▶ **TEXT SECTION**
^^^^^^^^^^^^^^^^

Crime pays off, lying pays off

By: Miro Petek

These days mark 25 years since that Ash Wednesday when paid criminals, acting on orders from the Carinthian economic underworld, came to kill me in front of my house. And these days, I am not only reliving bitter memories, but also becoming aware once again that in Slovenia, crime pays off.

We have created a country in which crime is a rational choice, because the expected benefit is greater than the risk and the expected harm. The likelihood that criminals will be detected and sanctioned is low, and selective rules apply to the Slovenian political and economic elite. Although formal equality exists, in reality the law works efficiently for the poor but slowly and complicatedly for the elite; with procedural manoeuvres and highly paid lawyers that only the wealthy can afford, the chances of a case expiring or ending in acquittal are greater than the chances of punishment. The legal process is, of course, very important, but the procedural tricks enabled by legislation and used by well‑paid lawyers have today become a stronger tool than justice and truth. In Slovenia, the law is often barely connected to fairness, but rather to power relations in society. The mayor of Ljubljana, Zoran Janković, could say a great deal about this.

^^^^^^^^^^^^^^^^

▶ **INFORMATION SHOWN**
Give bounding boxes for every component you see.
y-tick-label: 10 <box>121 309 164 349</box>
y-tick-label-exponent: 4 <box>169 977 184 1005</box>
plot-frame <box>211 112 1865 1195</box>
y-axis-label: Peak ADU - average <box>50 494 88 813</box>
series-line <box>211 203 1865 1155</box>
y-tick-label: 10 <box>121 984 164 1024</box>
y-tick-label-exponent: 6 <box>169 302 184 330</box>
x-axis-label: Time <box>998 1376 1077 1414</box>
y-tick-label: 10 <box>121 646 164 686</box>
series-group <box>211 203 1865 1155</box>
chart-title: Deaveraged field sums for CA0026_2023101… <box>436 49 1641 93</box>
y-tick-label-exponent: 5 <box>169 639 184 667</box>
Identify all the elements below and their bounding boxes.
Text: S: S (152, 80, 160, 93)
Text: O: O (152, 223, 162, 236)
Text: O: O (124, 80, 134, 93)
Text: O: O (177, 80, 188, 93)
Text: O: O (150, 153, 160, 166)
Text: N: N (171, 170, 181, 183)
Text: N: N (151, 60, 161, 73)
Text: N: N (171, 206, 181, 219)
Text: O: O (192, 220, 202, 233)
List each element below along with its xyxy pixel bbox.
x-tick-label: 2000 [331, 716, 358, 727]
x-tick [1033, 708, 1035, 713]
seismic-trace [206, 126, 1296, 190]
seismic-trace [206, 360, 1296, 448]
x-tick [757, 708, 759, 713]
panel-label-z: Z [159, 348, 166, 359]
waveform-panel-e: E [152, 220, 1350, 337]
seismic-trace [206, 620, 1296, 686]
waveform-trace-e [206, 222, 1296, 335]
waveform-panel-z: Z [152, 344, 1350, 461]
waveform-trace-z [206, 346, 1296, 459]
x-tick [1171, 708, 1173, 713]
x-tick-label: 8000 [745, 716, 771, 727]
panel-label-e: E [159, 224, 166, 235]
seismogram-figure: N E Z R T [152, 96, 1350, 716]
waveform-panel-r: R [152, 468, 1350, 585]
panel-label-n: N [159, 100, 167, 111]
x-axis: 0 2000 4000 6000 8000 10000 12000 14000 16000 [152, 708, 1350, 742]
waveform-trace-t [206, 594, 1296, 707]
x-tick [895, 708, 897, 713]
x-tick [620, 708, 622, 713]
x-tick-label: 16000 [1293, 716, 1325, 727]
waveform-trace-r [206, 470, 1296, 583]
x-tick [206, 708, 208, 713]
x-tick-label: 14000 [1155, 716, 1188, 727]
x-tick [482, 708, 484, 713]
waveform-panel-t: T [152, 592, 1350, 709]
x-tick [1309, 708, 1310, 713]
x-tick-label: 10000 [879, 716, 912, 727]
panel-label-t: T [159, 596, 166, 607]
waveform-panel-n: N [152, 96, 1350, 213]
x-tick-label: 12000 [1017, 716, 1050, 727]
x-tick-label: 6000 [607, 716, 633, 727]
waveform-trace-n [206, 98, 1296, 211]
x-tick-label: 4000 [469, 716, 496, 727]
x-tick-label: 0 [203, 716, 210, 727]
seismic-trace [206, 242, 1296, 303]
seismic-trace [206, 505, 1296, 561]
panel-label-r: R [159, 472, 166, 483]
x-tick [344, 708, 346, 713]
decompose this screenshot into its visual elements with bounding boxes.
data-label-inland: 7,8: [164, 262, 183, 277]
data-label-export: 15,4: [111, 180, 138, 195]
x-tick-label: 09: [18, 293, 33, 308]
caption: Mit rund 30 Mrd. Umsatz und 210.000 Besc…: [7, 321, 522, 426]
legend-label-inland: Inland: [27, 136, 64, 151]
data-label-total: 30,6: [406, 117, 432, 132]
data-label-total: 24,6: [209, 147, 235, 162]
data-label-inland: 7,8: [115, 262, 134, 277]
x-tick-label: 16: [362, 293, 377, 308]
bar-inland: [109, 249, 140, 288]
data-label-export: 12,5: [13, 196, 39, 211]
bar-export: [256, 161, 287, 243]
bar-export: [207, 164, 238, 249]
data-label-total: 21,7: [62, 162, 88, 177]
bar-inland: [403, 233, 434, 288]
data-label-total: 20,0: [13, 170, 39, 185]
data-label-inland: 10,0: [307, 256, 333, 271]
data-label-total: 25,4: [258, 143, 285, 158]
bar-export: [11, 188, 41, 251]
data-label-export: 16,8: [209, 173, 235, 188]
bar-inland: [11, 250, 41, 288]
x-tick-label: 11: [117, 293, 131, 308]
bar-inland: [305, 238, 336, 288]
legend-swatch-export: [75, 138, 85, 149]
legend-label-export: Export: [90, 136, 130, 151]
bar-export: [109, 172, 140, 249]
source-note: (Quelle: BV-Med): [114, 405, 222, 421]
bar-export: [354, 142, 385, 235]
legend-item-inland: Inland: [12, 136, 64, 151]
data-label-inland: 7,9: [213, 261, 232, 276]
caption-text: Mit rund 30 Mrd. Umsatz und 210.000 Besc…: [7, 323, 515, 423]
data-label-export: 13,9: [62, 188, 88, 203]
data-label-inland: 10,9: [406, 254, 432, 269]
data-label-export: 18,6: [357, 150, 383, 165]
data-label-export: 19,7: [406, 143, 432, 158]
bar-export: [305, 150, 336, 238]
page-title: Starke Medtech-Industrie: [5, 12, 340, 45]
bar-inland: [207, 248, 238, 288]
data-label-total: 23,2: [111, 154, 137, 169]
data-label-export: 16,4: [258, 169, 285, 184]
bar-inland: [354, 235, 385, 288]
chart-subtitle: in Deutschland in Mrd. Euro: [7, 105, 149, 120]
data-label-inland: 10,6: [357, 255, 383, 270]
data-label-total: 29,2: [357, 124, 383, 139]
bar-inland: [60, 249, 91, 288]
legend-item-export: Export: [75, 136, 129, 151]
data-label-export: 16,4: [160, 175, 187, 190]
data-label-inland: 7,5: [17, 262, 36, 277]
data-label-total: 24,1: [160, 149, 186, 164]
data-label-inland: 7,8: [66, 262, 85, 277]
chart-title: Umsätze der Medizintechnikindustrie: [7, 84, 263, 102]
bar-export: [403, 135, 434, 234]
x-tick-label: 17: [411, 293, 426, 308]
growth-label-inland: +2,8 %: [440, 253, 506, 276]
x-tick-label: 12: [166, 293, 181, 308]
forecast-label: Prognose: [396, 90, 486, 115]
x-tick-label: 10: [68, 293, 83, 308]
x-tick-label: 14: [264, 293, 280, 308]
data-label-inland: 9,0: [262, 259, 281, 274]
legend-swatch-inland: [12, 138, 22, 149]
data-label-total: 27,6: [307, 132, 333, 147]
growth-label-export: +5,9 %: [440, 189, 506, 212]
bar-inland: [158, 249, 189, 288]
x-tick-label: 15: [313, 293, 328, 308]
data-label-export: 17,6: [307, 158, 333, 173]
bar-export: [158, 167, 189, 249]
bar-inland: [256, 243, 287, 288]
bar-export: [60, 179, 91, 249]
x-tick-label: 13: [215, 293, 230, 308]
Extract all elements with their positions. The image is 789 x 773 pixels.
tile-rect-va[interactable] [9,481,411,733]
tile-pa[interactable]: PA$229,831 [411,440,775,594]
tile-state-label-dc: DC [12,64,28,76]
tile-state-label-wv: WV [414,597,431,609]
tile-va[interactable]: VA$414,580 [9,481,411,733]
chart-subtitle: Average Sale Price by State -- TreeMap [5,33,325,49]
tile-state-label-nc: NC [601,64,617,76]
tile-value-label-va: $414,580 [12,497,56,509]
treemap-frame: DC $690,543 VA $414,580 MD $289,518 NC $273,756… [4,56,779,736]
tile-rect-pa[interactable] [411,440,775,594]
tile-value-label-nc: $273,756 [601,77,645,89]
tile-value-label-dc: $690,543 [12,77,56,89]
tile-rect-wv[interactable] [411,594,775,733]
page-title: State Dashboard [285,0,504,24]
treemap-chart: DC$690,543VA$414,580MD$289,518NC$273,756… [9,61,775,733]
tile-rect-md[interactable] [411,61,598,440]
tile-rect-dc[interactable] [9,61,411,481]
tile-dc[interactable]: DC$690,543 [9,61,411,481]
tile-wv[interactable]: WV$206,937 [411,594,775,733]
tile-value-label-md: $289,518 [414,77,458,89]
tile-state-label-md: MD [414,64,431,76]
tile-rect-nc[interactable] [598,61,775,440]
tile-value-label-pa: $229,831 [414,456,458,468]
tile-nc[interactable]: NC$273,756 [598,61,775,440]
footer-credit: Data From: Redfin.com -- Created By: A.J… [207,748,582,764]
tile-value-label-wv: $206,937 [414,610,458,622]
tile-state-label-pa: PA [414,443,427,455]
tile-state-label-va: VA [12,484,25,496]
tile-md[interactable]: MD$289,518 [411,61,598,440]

^^^^^^^^^^^^^^^^

▶ **PROBLEM TO SOLVE**
Continue the opinion piece on crime paying off in Slovenia with the next part, beginning after its last sentence.

▶ **RESULT FOR THIS TASK**
I learned firsthand how important a role capital plays and how decisively it can influence decisions in individual court cases. In my case, the stakes of the wealthy elites from Carinthia were enormous, because an entire chain of people had to be bribed for the process to eventually collapse, starting with that unfortunate hidden witness who was rewarded for testifying by the police, meaning by the state. And for changing their testimony, the underworld’s reward was even greater: providing an alibi was practically a lifelong pension. Even a journalist or two got a crumb in their pocket. The judge from Murska Sobota was promoted to president of the court after this judicial farce, and the Carinthian criminal investigators took up important positions at the national level. No one dealt with the money laundering in the state bank that I had been uncovering in my articles. Whoever has capital in Slovenia is safe from prosecution; the final calculation is positive: crime pays, capital multiplies. And we ourselves are largely to blame, because during the privatisation process we watched with little reaction as the post‑communist elite appropriated a large part of the nation’s assets. Instead of outrage, protest, or demands for the rule of law, we lethargically shrugged, saying they had simply managed to get by.

Robert Golob added another lie to this: so far, none of his lies, whether consciously spoken or uttered out of confusion, have been sanctioned. Lies have benefited him because people believed them, because they did not question whether what he said was true or not. If Slovenia had a non‑ideological social science, Golob’s term in office would have to be studied as a phenomenon of the lie as a tool of power, since he practically institutionalised lying; it became his governing strategy, blurring the line between reality and fabrication. Facts were expelled from political discourse because they are the greatest enemy of lies, while opinions were easily adjusted to fit political goals.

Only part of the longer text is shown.